And I think the general idea is that this has only happened, you know, to a few people.
They're going to test firsthand, you know, not just myself.
But, you know, it's in my article if you want to look it up.
But there have been tens of thousands of soldiers.
This doesn't include all the other branches, just Army, that have been recalled since 2003.
And so it is very prevalent.
It's happening a lot.
When I got recalled, every single week there was a new group of infantrymen showing up every Monday.
You know, you'd have 30, 50, 60, 20, whatever, every week new people showing up that had gotten recalled.
So it's very prevalent right now.
And I think it's very indicative of the level of support that these wars do not have amongst veterans as well.
You know, if they supported it more, more people would reenlist.
And so it just shows that even these wars are not popular in the military.
In the military there's a lot of defense.
People just need to look at these things.
And I think that that's kind of a different way of looking at it, but I think it's very important.
Yeah, well, and it's a proven fact, right, that the civilians who control the executive branch and the officers lie to the enlisted men from morning till night.
I remember on the eve of the Iraq War, not even on the eve, during the early years of the Iraq War, maybe it was 2004 or something like that, seeing footage of American soldiers and they're hanging out in their bunk, and this guy's got a picture of September 11th on the wall.
And that's how he knows that he's in Iraq and he's going out on these missions killing people, but he's doing the right thing because this is what they did to us.
And this kid didn't make that up.
This is what his officers told him.
That's why we're here.
Revenge for 9-11.
Right.
It's very sensationalized.
- - - - - - -
WHAT THIS EXERCISE ASKS:
• 1. In the interview excerpt on Army recalls, how often did a new group of infantrymen show up while the speaker was recalled?
• 2. Write a continuation of the interview excerpt on Army recalls, starting right after its final line.

PROVIDED MATERIAL:
- - - - - - -
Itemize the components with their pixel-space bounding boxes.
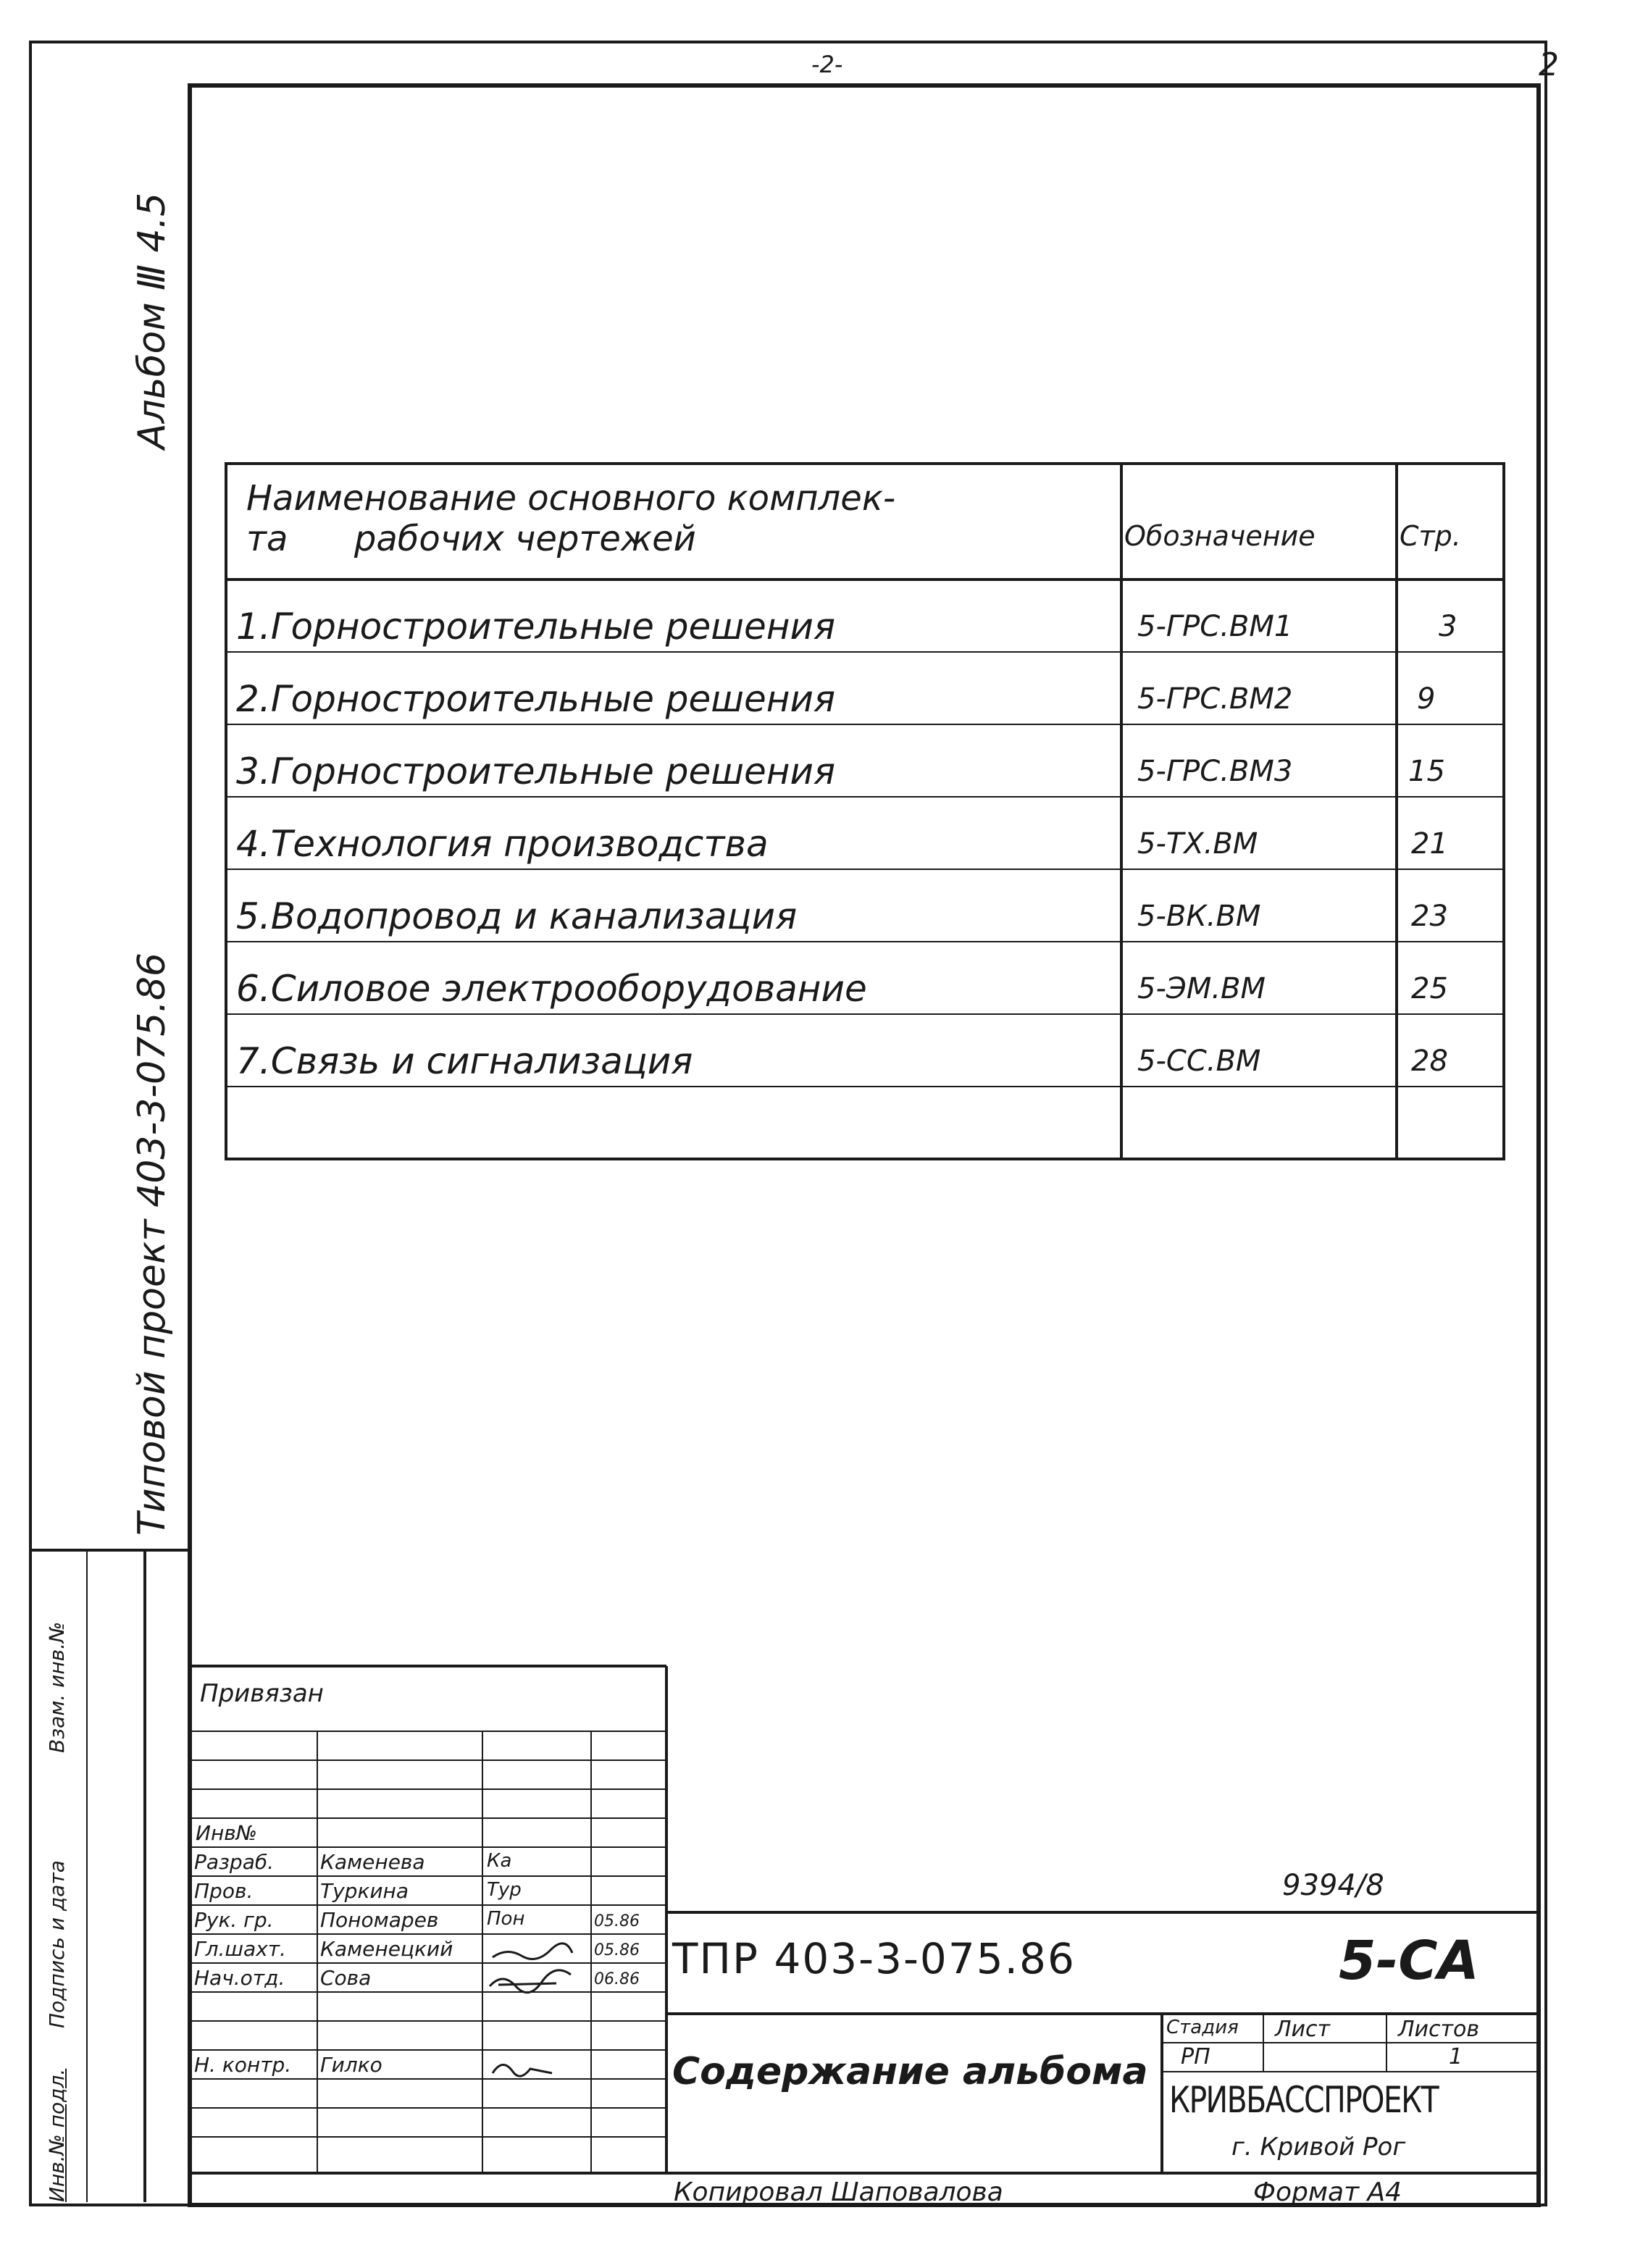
- - - - - - -
RESPONSES TO THE EXERCISE:
• 1. Every single week, on Monday.

• 2.
And, again, what do you expect to happen when you have a military that's trained to go to war, to kill people?
I mean, that's the goal.
You know, we're in this idea now that we've got to win hearts and minds, but that's not what the military does.
They kill people.
So how can you expect anything else than that?
I'm interested in your evolution from military guy.
I guess you said you were skeptical about the war in the first place and everything, but now you're a full-blown Ron Paulian peacenik.
How does one thing lead to another there?
Well, I was opposed to it from the beginning, but I didn't have the founding.
I didn't have the understanding and the libertarian founding that I do now.
And I should say I'm a little L, not a big L.
But, you know, it was actually after I got out of the military.
I knew that I didn't want to be a part of the war machine anymore.
I didn't agree with it.
When I got out, something just clicked one day, and I decided to start looking into all these things.
It was actually right around the presidential primary, and I ran across Ron Paul's website.
I said, who the hell is this guy?
And everything he said made sense, and I said, yep, I agree.
I agree.
That makes sense too.
And it really got me starting to question not just what we should do, but the fundamental underpinnings of what's going on in our society, not just should we do this or should we not, but why are these things happening?
And so I started really getting into the libertarian movement in terms of the tenets of life, liberty, and property, those kinds of things.
And it all just spiraled from there.
And so as time goes on, I continue to learn more and get more experience.
And once you're here, once you're at the point that I've arrived to, it all makes sense, but someone that's not in it, it can be very difficult to understand these ideas because it's just not presented to you that way.
And I think of that as purposeful.
The government doesn't want you to specifically address the fundamental principles.
They just want you to think about the immediate impact of the now, and that's it.
So it's been an evolution of sorts.
It took a lot of reading and a lot of desire on my part, and I had to be willing to let go of some of the things that I just thought were true about the world in general.
And that's a hard thing to do, but if people open themselves up to it, that's the only time that you really get truth.
Well, you know, I guess everybody who is this much of a libertarian has got to always try to think back about what are the various things that got through to them, the best kind of arguments that really turn on the light bulb or whatever.
I guess I wonder what you would say to a 16-year-old or a 15-year-old who, think back, when you're 15, 18 is still a long time from now kind of a thing, right?
You could see how a 15-year-old, that's one of his possible futures, is joining the military.
What do you say to him?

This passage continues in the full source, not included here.